_Description of the task_.
Copy the records below exactly, leaving out every picture.

_Entries provided_.
## START
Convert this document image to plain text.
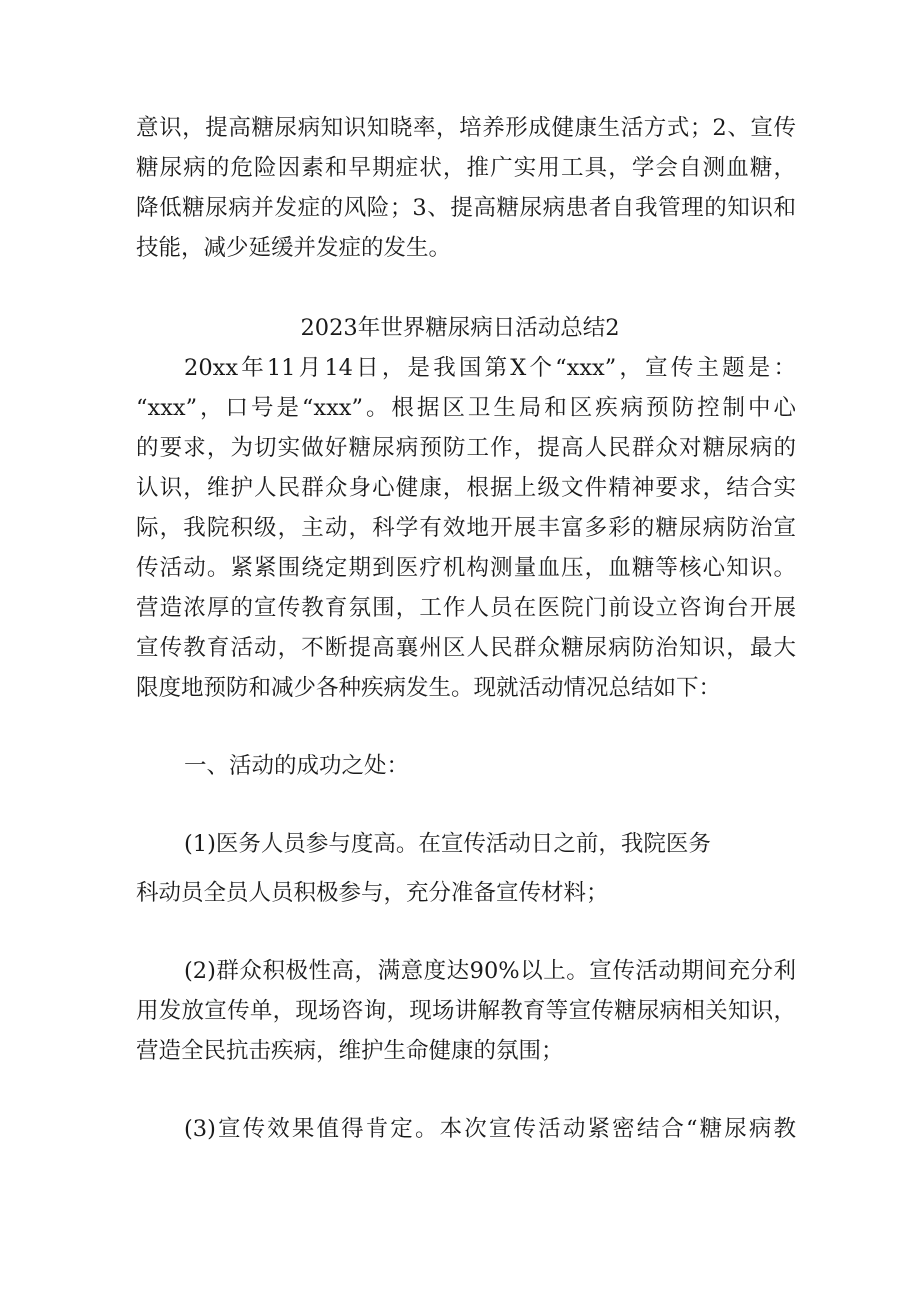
意识，提高糖尿病知识知晓率，培养形成健康生活方式；2、宣传
糖尿病的危险因素和早期症状，推广实用工具，学会自测血糖，
降低糖尿病并发症的风险；3、提高糖尿病患者自我管理的知识和
技能，减少延缓并发症的发生。
2023年世界糖尿病日活动总结2
20xx年11月14日，是我国第X个“xxx”，宣传主题是：
“xxx”，口号是“xxx”。根据区卫生局和区疾病预防控制中心
的要求，为切实做好糖尿病预防工作，提高人民群众对糖尿病的
认识，维护人民群众身心健康，根据上级文件精神要求，结合实
际，我院积级，主动，科学有效地开展丰富多彩的糖尿病防治宣
传活动。紧紧围绕定期到医疗机构测量血压，血糖等核心知识。
营造浓厚的宣传教育氛围，工作人员在医院门前设立咨询台开展
宣传教育活动，不断提高襄州区人民群众糖尿病防治知识，最大
限度地预防和减少各种疾病发生。现就活动情况总结如下：
一、活动的成功之处：
(1)医务人员参与度高。在宣传活动日之前，我院医务
科动员全员人员积极参与，充分准备宣传材料；
(2)群众积极性高，满意度达90%以上。宣传活动期间充分利
用发放宣传单，现场咨询，现场讲解教育等宣传糖尿病相关知识，
营造全民抗击疾病，维护生命健康的氛围；
(3)宣传效果值得肯定。本次宣传活动紧密结合“糖尿病教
## END
_Solution below_.
Convert this document image to plain text.
意识，提高糖尿病知识知晓率，培养形成健康生活方式；2、宣传
糖尿病的危险因素和早期症状，推广实用工具，学会自测血糖，
降低糖尿病并发症的风险；3、提高糖尿病患者自我管理的知识和
技能，减少延缓并发症的发生。
2023年世界糖尿病日活动总结2
20xx年11月14日，是我国第X个“xxx”，宣传主题是：
“xxx”，口号是“xxx”。根据区卫生局和区疾病预防控制中心
的要求，为切实做好糖尿病预防工作，提高人民群众对糖尿病的
认识，维护人民群众身心健康，根据上级文件精神要求，结合实
际，我院积级，主动，科学有效地开展丰富多彩的糖尿病防治宣
传活动。紧紧围绕定期到医疗机构测量血压，血糖等核心知识。
营造浓厚的宣传教育氛围，工作人员在医院门前设立咨询台开展
宣传教育活动，不断提高襄州区人民群众糖尿病防治知识，最大
限度地预防和减少各种疾病发生。现就活动情况总结如下：
一、活动的成功之处：
(1)医务人员参与度高。在宣传活动日之前，我院医务
科动员全员人员积极参与，充分准备宣传材料；
(2)群众积极性高，满意度达90%以上。宣传活动期间充分利
用发放宣传单，现场咨询，现场讲解教育等宣传糖尿病相关知识，
营造全民抗击疾病，维护生命健康的氛围；
(3)宣传效果值得肯定。本次宣传活动紧密结合“糖尿病教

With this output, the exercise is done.